- _Task directions_:
Every record must be written out once more, with nothing added or omitted.

--- Begin Data for this exercise ---

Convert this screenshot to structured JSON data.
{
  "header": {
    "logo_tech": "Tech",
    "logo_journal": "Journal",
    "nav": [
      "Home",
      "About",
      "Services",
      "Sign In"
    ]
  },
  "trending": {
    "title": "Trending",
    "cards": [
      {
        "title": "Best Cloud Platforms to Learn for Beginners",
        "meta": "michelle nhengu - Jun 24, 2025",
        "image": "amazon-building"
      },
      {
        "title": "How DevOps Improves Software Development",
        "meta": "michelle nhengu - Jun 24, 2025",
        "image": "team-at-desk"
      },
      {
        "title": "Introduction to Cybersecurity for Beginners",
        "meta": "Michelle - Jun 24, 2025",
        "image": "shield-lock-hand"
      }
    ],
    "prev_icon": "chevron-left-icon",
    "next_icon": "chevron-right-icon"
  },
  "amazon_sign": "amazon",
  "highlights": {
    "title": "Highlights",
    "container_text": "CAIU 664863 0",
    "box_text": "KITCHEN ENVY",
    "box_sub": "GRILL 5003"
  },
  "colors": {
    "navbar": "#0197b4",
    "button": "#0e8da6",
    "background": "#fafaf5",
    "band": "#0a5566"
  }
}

--- End Data for this exercise ---

- _Written solution_:
Convert this screenshot to structured JSON data.
{
  "header": {
    "logo_tech": "Tech",
    "logo_journal": "Journal",
    "nav": [
      "Home",
      "About",
      "Services",
      "Sign In"
    ]
  },
  "trending": {
    "title": "Trending",
    "cards": [
      {
        "title": "Best Cloud Platforms to Learn for Beginners",
        "meta": "michelle nhengu - Jun 24, 2025",
        "image": "amazon-building"
      },
      {
        "title": "How DevOps Improves Software Development",
        "meta": "michelle nhengu - Jun 24, 2025",
        "image": "team-at-desk"
      },
      {
        "title": "Introduction to Cybersecurity for Beginners",
        "meta": "Michelle - Jun 24, 2025",
        "image": "shield-lock-hand"
      }
    ],
    "prev_icon": "chevron-left-icon",
    "next_icon": "chevron-right-icon"
  },
  "amazon_sign": "amazon",
  "highlights": {
    "title": "Highlights",
    "container_text": "CAIU 664863 0",
    "box_text": "KITCHEN ENVY",
    "box_sub": "GRILL 5003"
  },
  "colors": {
    "navbar": "#0197b4",
    "button": "#0e8da6",
    "background": "#fafaf5",
    "band": "#0a5566"
  }
}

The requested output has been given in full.